[What needs to be done] Drop the images; return everything else in the listing below exactly.

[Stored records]
--- Start ---
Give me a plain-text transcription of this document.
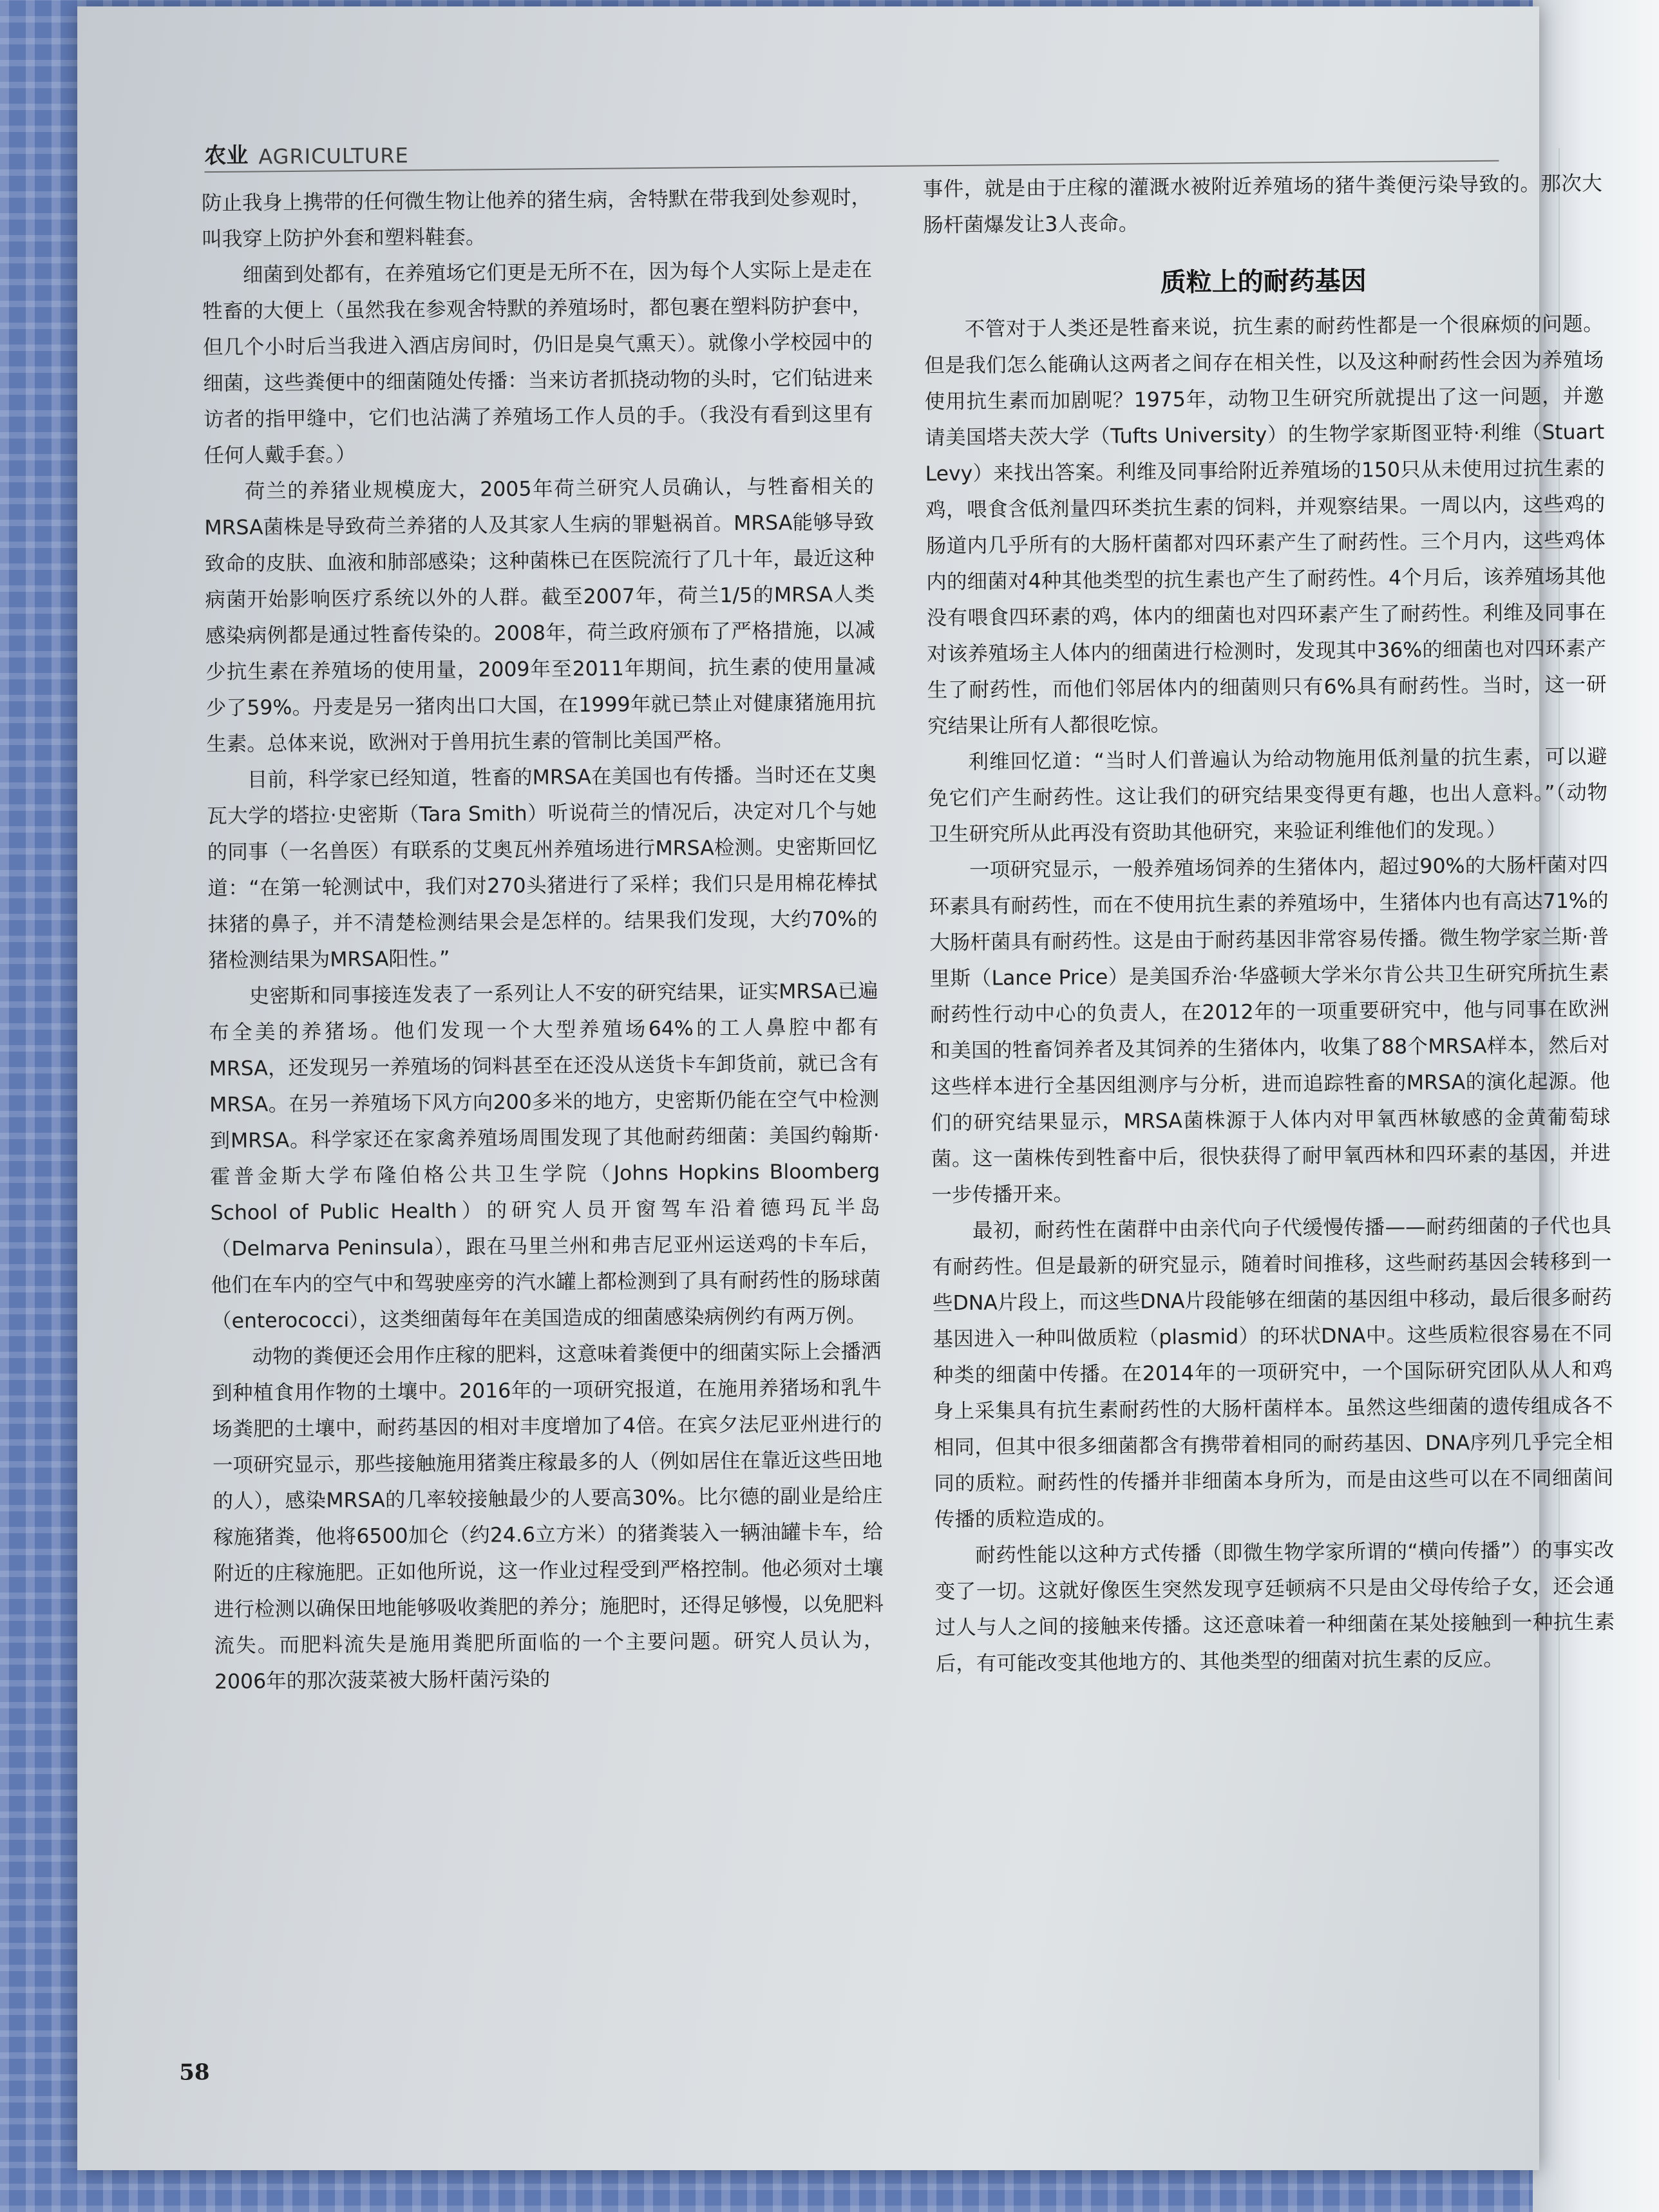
农业 AGRICULTURE

防止我身上携带的任何微生物让他养的猪生病，舍特默在带我到处参观时，叫我穿上防护外套和塑料鞋套。

细菌到处都有，在养殖场它们更是无所不在，因为每个人实际上是走在牲畜的大便上（虽然我在参观舍特默的养殖场时，都包裹在塑料防护套中，但几个小时后当我进入酒店房间时，仍旧是臭气熏天）。就像小学校园中的细菌，这些粪便中的细菌随处传播：当来访者抓挠动物的头时，它们钻进来访者的指甲缝中，它们也沾满了养殖场工作人员的手。（我没有看到这里有任何人戴手套。）

荷兰的养猪业规模庞大，2005年荷兰研究人员确认，与牲畜相关的MRSA菌株是导致荷兰养猪的人及其家人生病的罪魁祸首。MRSA能够导致致命的皮肤、血液和肺部感染；这种菌株已在医院流行了几十年，最近这种病菌开始影响医疗系统以外的人群。截至2007年，荷兰1/5的MRSA人类感染病例都是通过牲畜传染的。2008年，荷兰政府颁布了严格措施，以减少抗生素在养殖场的使用量，2009年至2011年期间，抗生素的使用量减少了59%。丹麦是另一猪肉出口大国，在1999年就已禁止对健康猪施用抗生素。总体来说，欧洲对于兽用抗生素的管制比美国严格。

目前，科学家已经知道，牲畜的MRSA在美国也有传播。当时还在艾奥瓦大学的塔拉·史密斯（Tara Smith）听说荷兰的情况后，决定对几个与她的同事（一名兽医）有联系的艾奥瓦州养殖场进行MRSA检测。史密斯回忆道：“在第一轮测试中，我们对270头猪进行了采样；我们只是用棉花棒拭抹猪的鼻子，并不清楚检测结果会是怎样的。结果我们发现，大约70%的猪检测结果为MRSA阳性。”

史密斯和同事接连发表了一系列让人不安的研究结果，证实MRSA已遍布全美的养猪场。他们发现一个大型养殖场64%的工人鼻腔中都有MRSA，还发现另一养殖场的饲料甚至在还没从送货卡车卸货前，就已含有MRSA。在另一养殖场下风方向200多米的地方，史密斯仍能在空气中检测到MRSA。科学家还在家禽养殖场周围发现了其他耐药细菌：美国约翰斯·霍普金斯大学布隆伯格公共卫生学院（Johns Hopkins Bloomberg School of Public Health）的研究人员开窗驾车沿着德玛瓦半岛（Delmarva Peninsula），跟在马里兰州和弗吉尼亚州运送鸡的卡车后，他们在车内的空气中和驾驶座旁的汽水罐上都检测到了具有耐药性的肠球菌（enterococci），这类细菌每年在美国造成的细菌感染病例约有两万例。

动物的粪便还会用作庄稼的肥料，这意味着粪便中的细菌实际上会播洒到种植食用作物的土壤中。2016年的一项研究报道，在施用养猪场和乳牛场粪肥的土壤中，耐药基因的相对丰度增加了4倍。在宾夕法尼亚州进行的一项研究显示，那些接触施用猪粪庄稼最多的人（例如居住在靠近这些田地的人），感染MRSA的几率较接触最少的人要高30%。比尔德的副业是给庄稼施猪粪，他将6500加仑（约24.6立方米）的猪粪装入一辆油罐卡车，给附近的庄稼施肥。正如他所说，这一作业过程受到严格控制。他必须对土壤进行检测以确保田地能够吸收粪肥的养分；施肥时，还得足够慢，以免肥料流失。而肥料流失是施用粪肥所面临的一个主要问题。研究人员认为，2006年的那次菠菜被大肠杆菌污染的

事件，就是由于庄稼的灌溉水被附近养殖场的猪牛粪便污染导致的。那次大肠杆菌爆发让3人丧命。

质粒上的耐药基因

不管对于人类还是牲畜来说，抗生素的耐药性都是一个很麻烦的问题。但是我们怎么能确认这两者之间存在相关性，以及这种耐药性会因为养殖场使用抗生素而加剧呢？1975年，动物卫生研究所就提出了这一问题，并邀请美国塔夫茨大学（Tufts University）的生物学家斯图亚特·利维（Stuart Levy）来找出答案。利维及同事给附近养殖场的150只从未使用过抗生素的鸡，喂食含低剂量四环类抗生素的饲料，并观察结果。一周以内，这些鸡的肠道内几乎所有的大肠杆菌都对四环素产生了耐药性。三个月内，这些鸡体内的细菌对4种其他类型的抗生素也产生了耐药性。4个月后，该养殖场其他没有喂食四环素的鸡，体内的细菌也对四环素产生了耐药性。利维及同事在对该养殖场主人体内的细菌进行检测时，发现其中36%的细菌也对四环素产生了耐药性，而他们邻居体内的细菌则只有6%具有耐药性。当时，这一研究结果让所有人都很吃惊。

利维回忆道：“当时人们普遍认为给动物施用低剂量的抗生素，可以避免它们产生耐药性。这让我们的研究结果变得更有趣，也出人意料。”（动物卫生研究所从此再没有资助其他研究，来验证利维他们的发现。）

一项研究显示，一般养殖场饲养的生猪体内，超过90%的大肠杆菌对四环素具有耐药性，而在不使用抗生素的养殖场中，生猪体内也有高达71%的大肠杆菌具有耐药性。这是由于耐药基因非常容易传播。微生物学家兰斯·普里斯（Lance Price）是美国乔治·华盛顿大学米尔肯公共卫生研究所抗生素耐药性行动中心的负责人，在2012年的一项重要研究中，他与同事在欧洲和美国的牲畜饲养者及其饲养的生猪体内，收集了88个MRSA样本，然后对这些样本进行全基因组测序与分析，进而追踪牲畜的MRSA的演化起源。他们的研究结果显示，MRSA菌株源于人体内对甲氧西林敏感的金黄葡萄球菌。这一菌株传到牲畜中后，很快获得了耐甲氧西林和四环素的基因，并进一步传播开来。

最初，耐药性在菌群中由亲代向子代缓慢传播——耐药细菌的子代也具有耐药性。但是最新的研究显示，随着时间推移，这些耐药基因会转移到一些DNA片段上，而这些DNA片段能够在细菌的基因组中移动，最后很多耐药基因进入一种叫做质粒（plasmid）的环状DNA中。这些质粒很容易在不同种类的细菌中传播。在2014年的一项研究中，一个国际研究团队从人和鸡身上采集具有抗生素耐药性的大肠杆菌样本。虽然这些细菌的遗传组成各不相同，但其中很多细菌都含有携带着相同的耐药基因、DNA序列几乎完全相同的质粒。耐药性的传播并非细菌本身所为，而是由这些可以在不同细菌间传播的质粒造成的。

耐药性能以这种方式传播（即微生物学家所谓的“横向传播”）的事实改变了一切。这就好像医生突然发现亨廷顿病不只是由父母传给子女，还会通过人与人之间的接触来传播。这还意味着一种细菌在某处接触到一种抗生素后，有可能改变其他地方的、其他类型的细菌对抗生素的反应。

58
--- End ---
[Exercise response]
Give me a plain-text transcription of this document.
农业 AGRICULTURE

防止我身上携带的任何微生物让他养的猪生病，舍特默在带我到处参观时，叫我穿上防护外套和塑料鞋套。

细菌到处都有，在养殖场它们更是无所不在，因为每个人实际上是走在牲畜的大便上（虽然我在参观舍特默的养殖场时，都包裹在塑料防护套中，但几个小时后当我进入酒店房间时，仍旧是臭气熏天）。就像小学校园中的细菌，这些粪便中的细菌随处传播：当来访者抓挠动物的头时，它们钻进来访者的指甲缝中，它们也沾满了养殖场工作人员的手。（我没有看到这里有任何人戴手套。）

荷兰的养猪业规模庞大，2005年荷兰研究人员确认，与牲畜相关的MRSA菌株是导致荷兰养猪的人及其家人生病的罪魁祸首。MRSA能够导致致命的皮肤、血液和肺部感染；这种菌株已在医院流行了几十年，最近这种病菌开始影响医疗系统以外的人群。截至2007年，荷兰1/5的MRSA人类感染病例都是通过牲畜传染的。2008年，荷兰政府颁布了严格措施，以减少抗生素在养殖场的使用量，2009年至2011年期间，抗生素的使用量减少了59%。丹麦是另一猪肉出口大国，在1999年就已禁止对健康猪施用抗生素。总体来说，欧洲对于兽用抗生素的管制比美国严格。

目前，科学家已经知道，牲畜的MRSA在美国也有传播。当时还在艾奥瓦大学的塔拉·史密斯（Tara Smith）听说荷兰的情况后，决定对几个与她的同事（一名兽医）有联系的艾奥瓦州养殖场进行MRSA检测。史密斯回忆道：“在第一轮测试中，我们对270头猪进行了采样；我们只是用棉花棒拭抹猪的鼻子，并不清楚检测结果会是怎样的。结果我们发现，大约70%的猪检测结果为MRSA阳性。”

史密斯和同事接连发表了一系列让人不安的研究结果，证实MRSA已遍布全美的养猪场。他们发现一个大型养殖场64%的工人鼻腔中都有MRSA，还发现另一养殖场的饲料甚至在还没从送货卡车卸货前，就已含有MRSA。在另一养殖场下风方向200多米的地方，史密斯仍能在空气中检测到MRSA。科学家还在家禽养殖场周围发现了其他耐药细菌：美国约翰斯·霍普金斯大学布隆伯格公共卫生学院（Johns Hopkins Bloomberg School of Public Health）的研究人员开窗驾车沿着德玛瓦半岛（Delmarva Peninsula），跟在马里兰州和弗吉尼亚州运送鸡的卡车后，他们在车内的空气中和驾驶座旁的汽水罐上都检测到了具有耐药性的肠球菌（enterococci），这类细菌每年在美国造成的细菌感染病例约有两万例。

动物的粪便还会用作庄稼的肥料，这意味着粪便中的细菌实际上会播洒到种植食用作物的土壤中。2016年的一项研究报道，在施用养猪场和乳牛场粪肥的土壤中，耐药基因的相对丰度增加了4倍。在宾夕法尼亚州进行的一项研究显示，那些接触施用猪粪庄稼最多的人（例如居住在靠近这些田地的人），感染MRSA的几率较接触最少的人要高30%。比尔德的副业是给庄稼施猪粪，他将6500加仑（约24.6立方米）的猪粪装入一辆油罐卡车，给附近的庄稼施肥。正如他所说，这一作业过程受到严格控制。他必须对土壤进行检测以确保田地能够吸收粪肥的养分；施肥时，还得足够慢，以免肥料流失。而肥料流失是施用粪肥所面临的一个主要问题。研究人员认为，2006年的那次菠菜被大肠杆菌污染的

事件，就是由于庄稼的灌溉水被附近养殖场的猪牛粪便污染导致的。那次大肠杆菌爆发让3人丧命。

质粒上的耐药基因

不管对于人类还是牲畜来说，抗生素的耐药性都是一个很麻烦的问题。但是我们怎么能确认这两者之间存在相关性，以及这种耐药性会因为养殖场使用抗生素而加剧呢？1975年，动物卫生研究所就提出了这一问题，并邀请美国塔夫茨大学（Tufts University）的生物学家斯图亚特·利维（Stuart Levy）来找出答案。利维及同事给附近养殖场的150只从未使用过抗生素的鸡，喂食含低剂量四环类抗生素的饲料，并观察结果。一周以内，这些鸡的肠道内几乎所有的大肠杆菌都对四环素产生了耐药性。三个月内，这些鸡体内的细菌对4种其他类型的抗生素也产生了耐药性。4个月后，该养殖场其他没有喂食四环素的鸡，体内的细菌也对四环素产生了耐药性。利维及同事在对该养殖场主人体内的细菌进行检测时，发现其中36%的细菌也对四环素产生了耐药性，而他们邻居体内的细菌则只有6%具有耐药性。当时，这一研究结果让所有人都很吃惊。

利维回忆道：“当时人们普遍认为给动物施用低剂量的抗生素，可以避免它们产生耐药性。这让我们的研究结果变得更有趣，也出人意料。”（动物卫生研究所从此再没有资助其他研究，来验证利维他们的发现。）

一项研究显示，一般养殖场饲养的生猪体内，超过90%的大肠杆菌对四环素具有耐药性，而在不使用抗生素的养殖场中，生猪体内也有高达71%的大肠杆菌具有耐药性。这是由于耐药基因非常容易传播。微生物学家兰斯·普里斯（Lance Price）是美国乔治·华盛顿大学米尔肯公共卫生研究所抗生素耐药性行动中心的负责人，在2012年的一项重要研究中，他与同事在欧洲和美国的牲畜饲养者及其饲养的生猪体内，收集了88个MRSA样本，然后对这些样本进行全基因组测序与分析，进而追踪牲畜的MRSA的演化起源。他们的研究结果显示，MRSA菌株源于人体内对甲氧西林敏感的金黄葡萄球菌。这一菌株传到牲畜中后，很快获得了耐甲氧西林和四环素的基因，并进一步传播开来。

最初，耐药性在菌群中由亲代向子代缓慢传播——耐药细菌的子代也具有耐药性。但是最新的研究显示，随着时间推移，这些耐药基因会转移到一些DNA片段上，而这些DNA片段能够在细菌的基因组中移动，最后很多耐药基因进入一种叫做质粒（plasmid）的环状DNA中。这些质粒很容易在不同种类的细菌中传播。在2014年的一项研究中，一个国际研究团队从人和鸡身上采集具有抗生素耐药性的大肠杆菌样本。虽然这些细菌的遗传组成各不相同，但其中很多细菌都含有携带着相同的耐药基因、DNA序列几乎完全相同的质粒。耐药性的传播并非细菌本身所为，而是由这些可以在不同细菌间传播的质粒造成的。

耐药性能以这种方式传播（即微生物学家所谓的“横向传播”）的事实改变了一切。这就好像医生突然发现亨廷顿病不只是由父母传给子女，还会通过人与人之间的接触来传播。这还意味着一种细菌在某处接触到一种抗生素后，有可能改变其他地方的、其他类型的细菌对抗生素的反应。

58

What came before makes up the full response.